## STATED EXERCISE
Assemble all lines in which the string "Rain" appears.
##### DATA RECORDS #####
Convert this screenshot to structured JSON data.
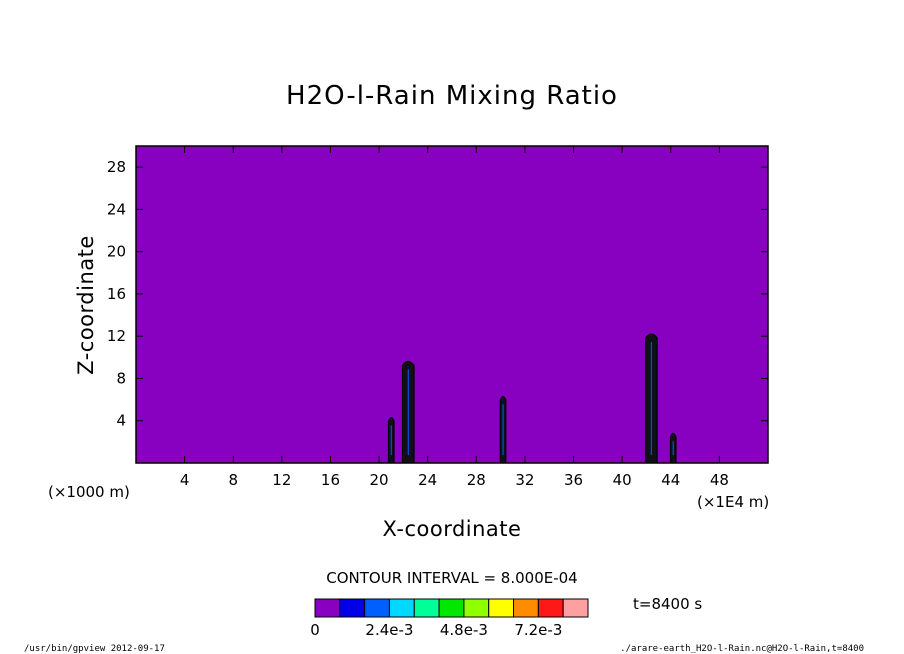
{
  "chart_data": {
    "type": "heatmap",
    "title": "H2O-l-Rain Mixing Ratio",
    "xlabel": "X-coordinate",
    "ylabel": "Z-coordinate",
    "x_unit_left": "(×1000 m)",
    "x_unit_right": "(×1E4 m)",
    "xlim": [
      0,
      52
    ],
    "ylim": [
      0,
      30
    ],
    "x_ticks": [
      "4",
      "8",
      "12",
      "16",
      "20",
      "24",
      "28",
      "32",
      "36",
      "40",
      "44",
      "48"
    ],
    "y_ticks": [
      "4",
      "8",
      "12",
      "16",
      "20",
      "24",
      "28"
    ],
    "x_tick_values": [
      4,
      8,
      12,
      16,
      20,
      24,
      28,
      32,
      36,
      40,
      44,
      48
    ],
    "y_tick_values": [
      4,
      8,
      12,
      16,
      20,
      24,
      28
    ],
    "contour_interval": "CONTOUR INTERVAL = 8.000E-04",
    "time_label": "t=8400 s",
    "colorbar": {
      "colors": [
        "#8800c0",
        "#0000e8",
        "#0060ff",
        "#00d8ff",
        "#00ff98",
        "#00e800",
        "#90ff00",
        "#ffff00",
        "#ff8c00",
        "#ff1818",
        "#ffa0a0"
      ],
      "labels": [
        "0",
        "2.4e-3",
        "4.8e-3",
        "7.2e-3"
      ],
      "label_positions": [
        0,
        3,
        6,
        9
      ]
    },
    "background_color": "#8800c0",
    "features": [
      {
        "x": 22.4,
        "z_top": 9.8,
        "width": 0.8
      },
      {
        "x": 21.0,
        "z_top": 4.5,
        "width": 0.3
      },
      {
        "x": 30.2,
        "z_top": 6.5,
        "width": 0.3
      },
      {
        "x": 42.4,
        "z_top": 12.4,
        "width": 0.8
      },
      {
        "x": 44.2,
        "z_top": 3.0,
        "width": 0.3
      }
    ]
  },
  "footer": {
    "left": "/usr/bin/gpview  2012-09-17",
    "right": "./arare-earth_H2O-l-Rain.nc@H2O-l-Rain,t=8400"
  }
}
#####
## PROBLEM SOLUTION
    "title": "H2O-l-Rain Mixing Ratio",
    "right": "./arare-earth_H2O-l-Rain.nc@H2O-l-Rain,t=8400"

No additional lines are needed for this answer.